[What you should do]: Copy out all lines in the data below containing the string "color".

[Provided data]:

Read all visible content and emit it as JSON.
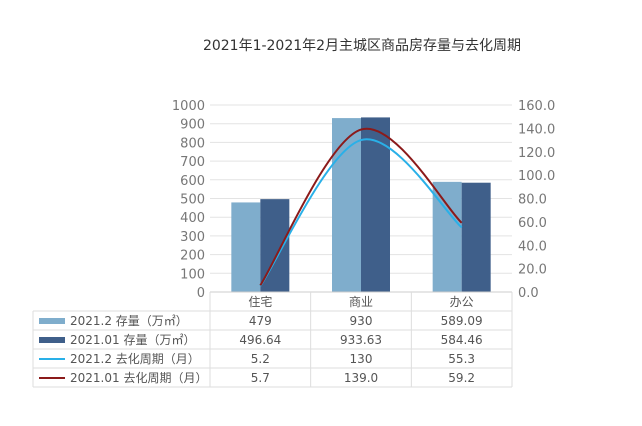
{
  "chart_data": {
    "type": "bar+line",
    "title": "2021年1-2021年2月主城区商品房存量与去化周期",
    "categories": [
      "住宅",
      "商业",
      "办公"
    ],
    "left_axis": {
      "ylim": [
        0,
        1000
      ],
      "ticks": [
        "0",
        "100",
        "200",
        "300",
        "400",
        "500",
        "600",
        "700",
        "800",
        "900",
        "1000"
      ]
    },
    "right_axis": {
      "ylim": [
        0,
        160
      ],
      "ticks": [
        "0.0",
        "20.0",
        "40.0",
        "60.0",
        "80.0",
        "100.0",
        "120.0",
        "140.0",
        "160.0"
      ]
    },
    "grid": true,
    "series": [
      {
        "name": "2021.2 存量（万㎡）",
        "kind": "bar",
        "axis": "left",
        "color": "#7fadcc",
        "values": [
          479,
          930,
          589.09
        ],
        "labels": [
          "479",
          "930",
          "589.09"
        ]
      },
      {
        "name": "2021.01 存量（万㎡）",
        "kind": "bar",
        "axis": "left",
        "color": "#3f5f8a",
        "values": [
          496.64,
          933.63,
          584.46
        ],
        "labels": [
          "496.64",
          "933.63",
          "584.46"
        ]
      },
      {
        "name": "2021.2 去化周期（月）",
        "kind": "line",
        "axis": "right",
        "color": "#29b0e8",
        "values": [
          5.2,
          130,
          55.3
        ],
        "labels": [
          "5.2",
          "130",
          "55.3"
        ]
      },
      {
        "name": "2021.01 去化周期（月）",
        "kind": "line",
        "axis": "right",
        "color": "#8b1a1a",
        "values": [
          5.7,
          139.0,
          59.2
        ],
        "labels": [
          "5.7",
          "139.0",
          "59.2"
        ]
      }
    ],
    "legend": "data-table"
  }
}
==
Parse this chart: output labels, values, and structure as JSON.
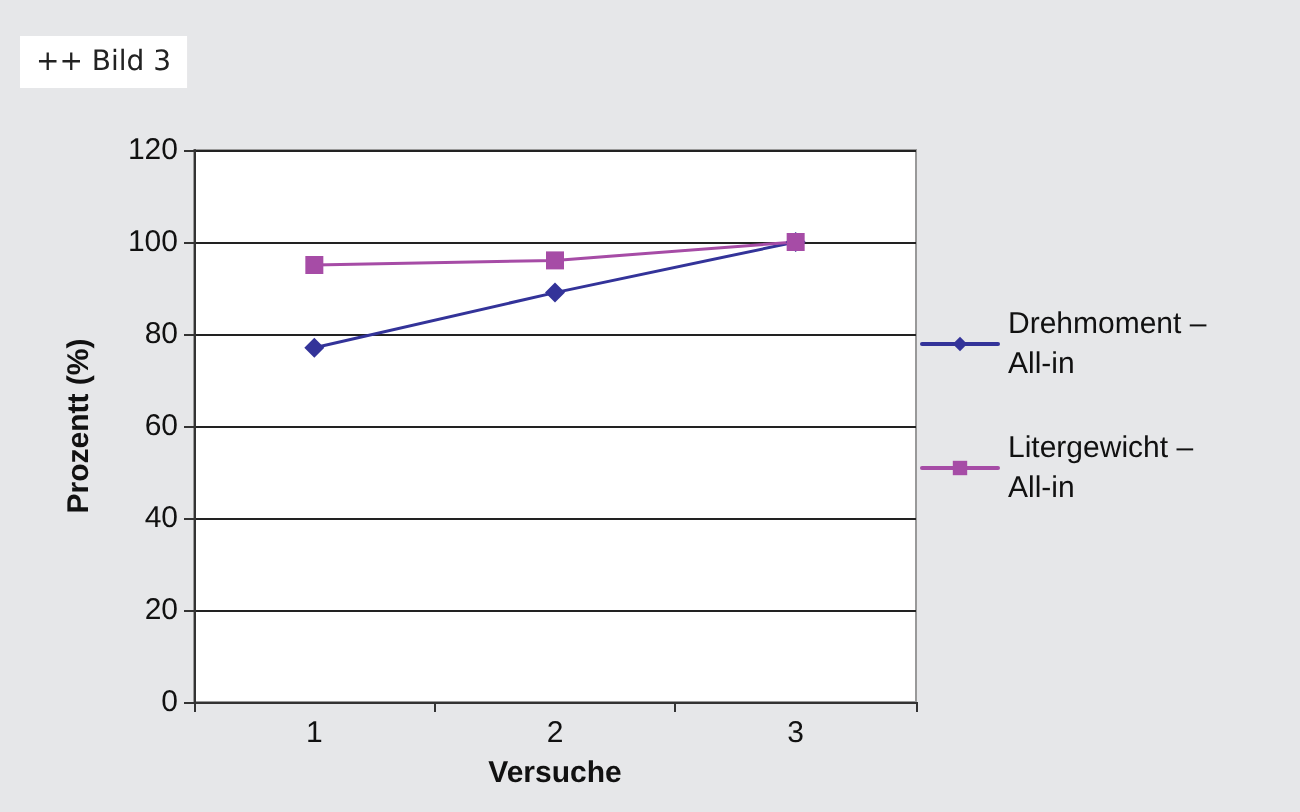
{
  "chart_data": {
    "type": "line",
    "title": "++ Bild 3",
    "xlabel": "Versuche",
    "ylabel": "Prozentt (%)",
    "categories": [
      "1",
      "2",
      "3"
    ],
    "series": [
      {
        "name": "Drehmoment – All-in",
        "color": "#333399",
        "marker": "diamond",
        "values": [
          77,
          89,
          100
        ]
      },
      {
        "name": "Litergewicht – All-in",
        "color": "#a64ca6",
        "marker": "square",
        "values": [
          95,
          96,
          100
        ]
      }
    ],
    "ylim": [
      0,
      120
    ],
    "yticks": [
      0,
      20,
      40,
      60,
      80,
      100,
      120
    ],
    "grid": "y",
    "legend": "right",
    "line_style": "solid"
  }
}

[Answer to this exercise]:
        "color": "#7fadcc",
        "color": "#3f5f8a",
        "color": "#29b0e8",
        "color": "#8b1a1a",
        "color": "#333399",
        "color": "#a64ca6",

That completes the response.